[Items from a figure collection]
___

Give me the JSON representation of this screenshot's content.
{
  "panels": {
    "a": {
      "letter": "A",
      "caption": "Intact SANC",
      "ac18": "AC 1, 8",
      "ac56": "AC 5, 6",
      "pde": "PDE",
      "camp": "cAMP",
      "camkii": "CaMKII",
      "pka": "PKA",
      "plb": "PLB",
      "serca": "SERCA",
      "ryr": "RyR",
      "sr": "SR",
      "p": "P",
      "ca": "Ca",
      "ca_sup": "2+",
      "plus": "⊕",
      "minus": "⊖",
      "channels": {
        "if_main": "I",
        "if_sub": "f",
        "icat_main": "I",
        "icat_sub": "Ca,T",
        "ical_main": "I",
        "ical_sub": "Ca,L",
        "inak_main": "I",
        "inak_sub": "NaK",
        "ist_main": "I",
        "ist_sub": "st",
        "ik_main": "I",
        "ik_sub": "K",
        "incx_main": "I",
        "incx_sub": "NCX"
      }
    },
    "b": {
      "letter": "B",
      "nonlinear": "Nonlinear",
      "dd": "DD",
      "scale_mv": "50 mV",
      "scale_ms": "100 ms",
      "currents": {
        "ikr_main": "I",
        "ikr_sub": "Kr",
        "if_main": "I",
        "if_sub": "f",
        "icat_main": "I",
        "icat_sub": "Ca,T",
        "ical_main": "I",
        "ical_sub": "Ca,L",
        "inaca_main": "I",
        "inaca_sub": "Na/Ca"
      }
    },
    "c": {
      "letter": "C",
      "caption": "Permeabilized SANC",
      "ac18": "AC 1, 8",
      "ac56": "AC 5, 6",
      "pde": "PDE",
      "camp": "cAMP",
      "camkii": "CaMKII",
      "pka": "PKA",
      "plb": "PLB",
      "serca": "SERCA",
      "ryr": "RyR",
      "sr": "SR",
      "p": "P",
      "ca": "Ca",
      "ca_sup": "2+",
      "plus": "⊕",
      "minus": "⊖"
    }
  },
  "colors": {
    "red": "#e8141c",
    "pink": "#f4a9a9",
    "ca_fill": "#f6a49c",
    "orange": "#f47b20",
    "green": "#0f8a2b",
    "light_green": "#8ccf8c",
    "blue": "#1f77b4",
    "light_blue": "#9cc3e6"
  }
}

___

# SET EXERCISE
All entries must be repeated verbatim.

# TASK SOLUTION
Give me the JSON representation of this screenshot's content.
{
  "panels": {
    "a": {
      "letter": "A",
      "caption": "Intact SANC",
      "ac18": "AC 1, 8",
      "ac56": "AC 5, 6",
      "pde": "PDE",
      "camp": "cAMP",
      "camkii": "CaMKII",
      "pka": "PKA",
      "plb": "PLB",
      "serca": "SERCA",
      "ryr": "RyR",
      "sr": "SR",
      "p": "P",
      "ca": "Ca",
      "ca_sup": "2+",
      "plus": "⊕",
      "minus": "⊖",
      "channels": {
        "if_main": "I",
        "if_sub": "f",
        "icat_main": "I",
        "icat_sub": "Ca,T",
        "ical_main": "I",
        "ical_sub": "Ca,L",
        "inak_main": "I",
        "inak_sub": "NaK",
        "ist_main": "I",
        "ist_sub": "st",
        "ik_main": "I",
        "ik_sub": "K",
        "incx_main": "I",
        "incx_sub": "NCX"
      }
    },
    "b": {
      "letter": "B",
      "nonlinear": "Nonlinear",
      "dd": "DD",
      "scale_mv": "50 mV",
      "scale_ms": "100 ms",
      "currents": {
        "ikr_main": "I",
        "ikr_sub": "Kr",
        "if_main": "I",
        "if_sub": "f",
        "icat_main": "I",
        "icat_sub": "Ca,T",
        "ical_main": "I",
        "ical_sub": "Ca,L",
        "inaca_main": "I",
        "inaca_sub": "Na/Ca"
      }
    },
    "c": {
      "letter": "C",
      "caption": "Permeabilized SANC",
      "ac18": "AC 1, 8",
      "ac56": "AC 5, 6",
      "pde": "PDE",
      "camp": "cAMP",
      "camkii": "CaMKII",
      "pka": "PKA",
      "plb": "PLB",
      "serca": "SERCA",
      "ryr": "RyR",
      "sr": "SR",
      "p": "P",
      "ca": "Ca",
      "ca_sup": "2+",
      "plus": "⊕",
      "minus": "⊖"
    }
  },
  "colors": {
    "red": "#e8141c",
    "pink": "#f4a9a9",
    "ca_fill": "#f6a49c",
    "orange": "#f47b20",
    "green": "#0f8a2b",
    "light_green": "#8ccf8c",
    "blue": "#1f77b4",
    "light_blue": "#9cc3e6"
  }
}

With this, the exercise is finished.